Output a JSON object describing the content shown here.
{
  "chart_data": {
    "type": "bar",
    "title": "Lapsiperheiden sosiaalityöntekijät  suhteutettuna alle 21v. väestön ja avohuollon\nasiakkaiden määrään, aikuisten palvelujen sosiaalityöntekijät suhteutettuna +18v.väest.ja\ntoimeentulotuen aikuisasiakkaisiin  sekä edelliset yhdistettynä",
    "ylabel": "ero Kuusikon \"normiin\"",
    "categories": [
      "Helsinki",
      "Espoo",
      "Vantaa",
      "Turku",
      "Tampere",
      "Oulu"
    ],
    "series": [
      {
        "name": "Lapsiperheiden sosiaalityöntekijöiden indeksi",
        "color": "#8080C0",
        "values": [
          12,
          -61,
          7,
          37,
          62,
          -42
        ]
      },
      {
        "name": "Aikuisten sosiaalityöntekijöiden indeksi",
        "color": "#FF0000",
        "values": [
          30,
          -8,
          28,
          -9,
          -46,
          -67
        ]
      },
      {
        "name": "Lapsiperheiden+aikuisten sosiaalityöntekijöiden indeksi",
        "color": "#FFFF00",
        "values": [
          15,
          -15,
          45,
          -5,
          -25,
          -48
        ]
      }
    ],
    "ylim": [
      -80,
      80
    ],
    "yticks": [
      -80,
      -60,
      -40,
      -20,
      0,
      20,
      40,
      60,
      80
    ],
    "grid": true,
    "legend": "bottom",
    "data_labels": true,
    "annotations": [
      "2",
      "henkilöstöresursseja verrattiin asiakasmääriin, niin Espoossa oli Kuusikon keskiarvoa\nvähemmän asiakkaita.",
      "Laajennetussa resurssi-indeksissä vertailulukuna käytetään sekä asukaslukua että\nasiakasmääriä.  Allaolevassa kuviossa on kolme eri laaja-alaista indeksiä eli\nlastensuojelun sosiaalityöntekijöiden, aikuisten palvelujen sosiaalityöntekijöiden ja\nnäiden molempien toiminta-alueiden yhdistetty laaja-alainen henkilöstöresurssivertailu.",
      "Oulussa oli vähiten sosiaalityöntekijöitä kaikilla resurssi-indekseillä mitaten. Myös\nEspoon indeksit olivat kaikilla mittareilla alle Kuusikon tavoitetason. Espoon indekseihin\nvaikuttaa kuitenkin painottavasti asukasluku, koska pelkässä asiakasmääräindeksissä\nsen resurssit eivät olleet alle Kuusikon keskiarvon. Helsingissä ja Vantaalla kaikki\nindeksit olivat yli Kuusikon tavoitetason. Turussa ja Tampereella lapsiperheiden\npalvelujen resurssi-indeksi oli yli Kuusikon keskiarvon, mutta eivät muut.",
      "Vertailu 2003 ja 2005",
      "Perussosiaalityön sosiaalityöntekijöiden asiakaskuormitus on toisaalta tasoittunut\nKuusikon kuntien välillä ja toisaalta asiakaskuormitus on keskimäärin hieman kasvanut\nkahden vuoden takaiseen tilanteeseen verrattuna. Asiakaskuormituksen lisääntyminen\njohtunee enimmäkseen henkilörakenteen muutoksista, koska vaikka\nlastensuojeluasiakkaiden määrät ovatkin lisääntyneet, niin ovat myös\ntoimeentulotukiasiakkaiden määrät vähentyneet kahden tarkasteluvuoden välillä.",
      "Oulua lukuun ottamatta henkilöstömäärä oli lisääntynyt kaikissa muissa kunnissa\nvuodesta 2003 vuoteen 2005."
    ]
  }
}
• • • • •
Set exercise |
Keep only those lines of the records that hold "name", and return them.

The completed task |
        "name": "Lapsiperheiden sosiaalityöntekijöiden indeksi",
        "name": "Aikuisten sosiaalityöntekijöiden indeksi",
        "name": "Lapsiperheiden+aikuisten sosiaalityöntekijöiden indeksi",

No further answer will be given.